TEXTE DE LECTURE
════════════════════

L'unité politique des démocrates tunisiens aussi, est vitale pour avoir une chance d'imploser les labyrinthes d'une dictature qui a parasité d'une façon radicale tous les centres nerveux de la
société tunisienne, cette unité politique passe , par l'unité médiatique des nombreux réseaux oppositionnels.Les idées transcrites sur le papier, sur le net, ou sur l'image, n'ont de valeurs que si
elles se consolident et prennent forme dans l'accord collectif, que si elles sont mises à la disposition du plus grand nombre, cette unité politique d'action est le stade ultime de
toute conscience culturelle et politique moderne d'une nation.Elle suppose que les différents acteurs de la scène politique tunisienne, avec leurs singularités, dépassent les préjugés historiques
et idéologiques de leurs différences et leurs singularités, sans les dévaloriser, mais ayant un sens aigus des priorités, et le même objectif, la démocratisation de la TUNISIE et la
restauration de sa constitution et de ses institutions.

════════════════════

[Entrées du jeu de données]
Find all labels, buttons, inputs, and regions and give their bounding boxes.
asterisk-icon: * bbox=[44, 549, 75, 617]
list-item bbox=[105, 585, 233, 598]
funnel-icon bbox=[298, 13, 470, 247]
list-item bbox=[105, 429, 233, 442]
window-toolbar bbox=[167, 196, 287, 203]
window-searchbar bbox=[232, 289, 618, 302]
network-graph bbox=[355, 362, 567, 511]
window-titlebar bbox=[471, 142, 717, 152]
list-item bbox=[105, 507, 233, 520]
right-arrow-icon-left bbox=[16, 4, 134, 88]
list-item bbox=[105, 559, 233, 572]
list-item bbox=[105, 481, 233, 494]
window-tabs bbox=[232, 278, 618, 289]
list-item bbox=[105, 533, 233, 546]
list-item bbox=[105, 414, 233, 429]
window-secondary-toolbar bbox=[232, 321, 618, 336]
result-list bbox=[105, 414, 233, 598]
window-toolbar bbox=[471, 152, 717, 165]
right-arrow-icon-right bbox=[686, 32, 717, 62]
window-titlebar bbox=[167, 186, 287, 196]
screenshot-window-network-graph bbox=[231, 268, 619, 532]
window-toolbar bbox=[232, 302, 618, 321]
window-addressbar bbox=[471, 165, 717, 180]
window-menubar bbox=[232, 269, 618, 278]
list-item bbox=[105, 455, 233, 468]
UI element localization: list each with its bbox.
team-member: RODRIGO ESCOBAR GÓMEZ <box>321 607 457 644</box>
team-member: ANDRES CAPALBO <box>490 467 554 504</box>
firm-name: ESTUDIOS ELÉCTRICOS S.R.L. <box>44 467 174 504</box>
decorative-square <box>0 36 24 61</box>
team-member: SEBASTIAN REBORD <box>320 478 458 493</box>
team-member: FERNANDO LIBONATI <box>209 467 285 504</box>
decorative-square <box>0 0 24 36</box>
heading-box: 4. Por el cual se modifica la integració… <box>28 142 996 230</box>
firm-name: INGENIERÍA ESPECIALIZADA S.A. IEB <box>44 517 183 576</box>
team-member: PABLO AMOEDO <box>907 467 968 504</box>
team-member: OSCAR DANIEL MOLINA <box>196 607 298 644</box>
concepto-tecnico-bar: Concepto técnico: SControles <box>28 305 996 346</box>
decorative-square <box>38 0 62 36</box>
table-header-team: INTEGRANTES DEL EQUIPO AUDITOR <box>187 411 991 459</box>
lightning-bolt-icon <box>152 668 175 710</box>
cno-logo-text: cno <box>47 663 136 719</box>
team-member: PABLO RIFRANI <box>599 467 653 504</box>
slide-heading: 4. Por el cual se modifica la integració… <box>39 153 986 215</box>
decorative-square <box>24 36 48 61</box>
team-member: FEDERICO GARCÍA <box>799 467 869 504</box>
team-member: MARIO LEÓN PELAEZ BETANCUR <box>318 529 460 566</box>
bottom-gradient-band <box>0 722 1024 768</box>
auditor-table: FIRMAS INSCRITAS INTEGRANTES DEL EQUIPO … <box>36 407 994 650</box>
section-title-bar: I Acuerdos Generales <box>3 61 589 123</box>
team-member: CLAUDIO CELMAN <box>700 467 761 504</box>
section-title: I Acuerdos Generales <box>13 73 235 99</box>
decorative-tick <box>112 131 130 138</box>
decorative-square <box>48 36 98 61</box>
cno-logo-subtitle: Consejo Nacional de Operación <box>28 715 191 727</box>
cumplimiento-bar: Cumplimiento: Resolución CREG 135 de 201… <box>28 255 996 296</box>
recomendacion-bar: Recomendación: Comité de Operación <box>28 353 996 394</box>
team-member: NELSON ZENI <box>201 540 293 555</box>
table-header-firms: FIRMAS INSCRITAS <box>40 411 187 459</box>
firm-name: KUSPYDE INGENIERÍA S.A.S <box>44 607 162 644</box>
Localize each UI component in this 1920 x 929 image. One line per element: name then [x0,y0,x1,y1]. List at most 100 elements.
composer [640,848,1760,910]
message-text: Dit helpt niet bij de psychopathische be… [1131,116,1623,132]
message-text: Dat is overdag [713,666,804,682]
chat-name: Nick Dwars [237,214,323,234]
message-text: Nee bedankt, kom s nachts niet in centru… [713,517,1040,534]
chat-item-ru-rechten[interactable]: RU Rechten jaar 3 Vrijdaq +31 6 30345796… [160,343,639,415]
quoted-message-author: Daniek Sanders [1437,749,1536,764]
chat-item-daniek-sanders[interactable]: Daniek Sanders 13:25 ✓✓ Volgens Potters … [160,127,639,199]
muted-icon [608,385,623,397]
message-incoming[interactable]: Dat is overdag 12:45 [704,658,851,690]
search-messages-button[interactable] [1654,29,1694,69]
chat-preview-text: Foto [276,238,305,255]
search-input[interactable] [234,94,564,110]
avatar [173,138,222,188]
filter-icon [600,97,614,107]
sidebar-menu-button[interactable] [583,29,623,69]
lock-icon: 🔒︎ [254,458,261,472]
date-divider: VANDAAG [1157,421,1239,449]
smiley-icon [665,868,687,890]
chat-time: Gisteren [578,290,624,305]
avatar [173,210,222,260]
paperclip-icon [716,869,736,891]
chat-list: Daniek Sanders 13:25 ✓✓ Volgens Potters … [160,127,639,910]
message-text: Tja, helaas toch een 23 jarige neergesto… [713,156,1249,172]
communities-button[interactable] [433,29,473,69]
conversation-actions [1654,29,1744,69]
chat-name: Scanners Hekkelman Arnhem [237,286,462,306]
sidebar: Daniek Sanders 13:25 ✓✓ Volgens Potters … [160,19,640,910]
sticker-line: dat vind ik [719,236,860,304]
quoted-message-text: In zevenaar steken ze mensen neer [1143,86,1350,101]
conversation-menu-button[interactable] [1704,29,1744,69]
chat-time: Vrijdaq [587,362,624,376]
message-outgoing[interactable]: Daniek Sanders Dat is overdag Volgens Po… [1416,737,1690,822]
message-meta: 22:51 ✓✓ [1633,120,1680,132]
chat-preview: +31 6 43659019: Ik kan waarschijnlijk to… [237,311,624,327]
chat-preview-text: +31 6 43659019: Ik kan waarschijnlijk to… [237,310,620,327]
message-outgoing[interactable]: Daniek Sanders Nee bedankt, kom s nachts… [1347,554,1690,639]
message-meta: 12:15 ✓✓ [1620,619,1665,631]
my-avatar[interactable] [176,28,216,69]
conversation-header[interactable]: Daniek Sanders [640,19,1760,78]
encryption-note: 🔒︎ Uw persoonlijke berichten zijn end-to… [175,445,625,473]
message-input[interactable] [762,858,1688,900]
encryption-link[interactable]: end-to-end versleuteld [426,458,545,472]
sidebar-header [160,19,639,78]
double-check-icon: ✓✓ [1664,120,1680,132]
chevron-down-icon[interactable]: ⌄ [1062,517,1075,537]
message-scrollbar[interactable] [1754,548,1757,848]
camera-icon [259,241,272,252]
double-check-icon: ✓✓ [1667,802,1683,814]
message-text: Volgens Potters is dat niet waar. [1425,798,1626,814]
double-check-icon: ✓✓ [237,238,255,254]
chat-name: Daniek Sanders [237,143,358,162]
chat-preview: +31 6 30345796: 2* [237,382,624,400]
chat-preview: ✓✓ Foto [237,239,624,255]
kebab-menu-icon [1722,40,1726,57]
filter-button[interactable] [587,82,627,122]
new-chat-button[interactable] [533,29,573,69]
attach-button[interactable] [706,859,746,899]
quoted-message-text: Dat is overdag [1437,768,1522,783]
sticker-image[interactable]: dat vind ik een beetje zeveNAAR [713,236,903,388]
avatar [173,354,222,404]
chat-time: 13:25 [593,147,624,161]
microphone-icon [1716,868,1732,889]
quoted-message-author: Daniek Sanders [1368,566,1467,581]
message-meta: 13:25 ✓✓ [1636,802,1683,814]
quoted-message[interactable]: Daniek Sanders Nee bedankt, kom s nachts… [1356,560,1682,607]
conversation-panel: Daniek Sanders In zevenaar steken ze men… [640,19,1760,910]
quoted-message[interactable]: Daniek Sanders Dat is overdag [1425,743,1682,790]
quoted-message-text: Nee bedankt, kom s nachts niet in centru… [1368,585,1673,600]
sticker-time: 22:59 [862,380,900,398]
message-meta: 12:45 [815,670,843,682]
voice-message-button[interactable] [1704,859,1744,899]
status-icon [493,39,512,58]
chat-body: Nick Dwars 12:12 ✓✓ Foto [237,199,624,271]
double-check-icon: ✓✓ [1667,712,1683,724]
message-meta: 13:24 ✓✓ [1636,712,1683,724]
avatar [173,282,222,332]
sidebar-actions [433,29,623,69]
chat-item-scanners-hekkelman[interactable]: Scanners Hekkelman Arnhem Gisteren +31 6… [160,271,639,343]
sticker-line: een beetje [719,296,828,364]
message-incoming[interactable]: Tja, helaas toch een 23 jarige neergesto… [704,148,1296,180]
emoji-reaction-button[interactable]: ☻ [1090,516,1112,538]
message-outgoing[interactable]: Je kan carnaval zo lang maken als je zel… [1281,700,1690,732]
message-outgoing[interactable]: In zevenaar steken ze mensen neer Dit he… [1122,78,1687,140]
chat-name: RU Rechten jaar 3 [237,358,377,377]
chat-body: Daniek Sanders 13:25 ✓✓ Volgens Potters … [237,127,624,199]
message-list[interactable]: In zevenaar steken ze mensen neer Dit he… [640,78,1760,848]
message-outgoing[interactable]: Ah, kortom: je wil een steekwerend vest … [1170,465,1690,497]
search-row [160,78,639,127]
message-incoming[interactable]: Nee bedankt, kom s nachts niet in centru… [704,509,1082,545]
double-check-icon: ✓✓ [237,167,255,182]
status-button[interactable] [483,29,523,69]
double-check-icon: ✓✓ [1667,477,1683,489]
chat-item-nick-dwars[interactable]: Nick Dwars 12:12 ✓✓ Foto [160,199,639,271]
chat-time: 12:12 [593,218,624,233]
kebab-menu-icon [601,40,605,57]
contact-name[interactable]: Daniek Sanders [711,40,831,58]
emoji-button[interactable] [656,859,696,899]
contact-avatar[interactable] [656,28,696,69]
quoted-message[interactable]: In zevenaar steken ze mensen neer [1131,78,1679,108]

════════════════════

CONSIGNE
Continuez le texte sur l'unité des démocrates tunisiens à partir de sa dernière phrase. Les données n'ont aucun rôle ici.

RÉPONSE
C'est comme la déclaration des femmes démocrates tunisiennes aujourd'hui sur le TUNISNEWS daté du 27-o9-08, ces pauvres sont complètement dépassées, aujourd'hui et dans l'ordre des priorités, ce ne
sont pas seulement les femmes tunisiennes à libérer, mais TOUS les tunisiens, BEN ALI peut faire de la diversion dans les institutions internationales, faire de la fausse propagande sur la
femme tunisienne supposée libérée
Il ne fait qu'assoir sa dictature, sous les applaudissements du groupuscule des femmes démocrates, je ne crois pas que n'importe qui d'entre elles soit plus démocrate, plus libre, plus engagée, ou
plus consciente que HEND HAROUNI par exemple, ce qui sépare cette dernière des égéries de ce groupuscules collaborationnistes, c'est tout juste la crédibilité politique, et c'est l'essentiel.Bien
sûr que dans l'opposition tunisienne tout DOIT être discuté, et en premier lieu les courants et les prétentions, mais ces pauvres femmes aliénées n'ont pas encore compris qu'en TUNISIE, c'est la
dictature qui est la cause de tous les extrémismes, et de tous les problèmes.
Abattre la dictature, c'est ouvrir la porte à tous les débats démocratiques et à la pérennité des institutions.Comme disait l'ami MARZOUKI, la grande victoire des opposants démocratiques,
c'est d'avoir emmené l'islam politique à accepter le pluralisme et la démocratie participative.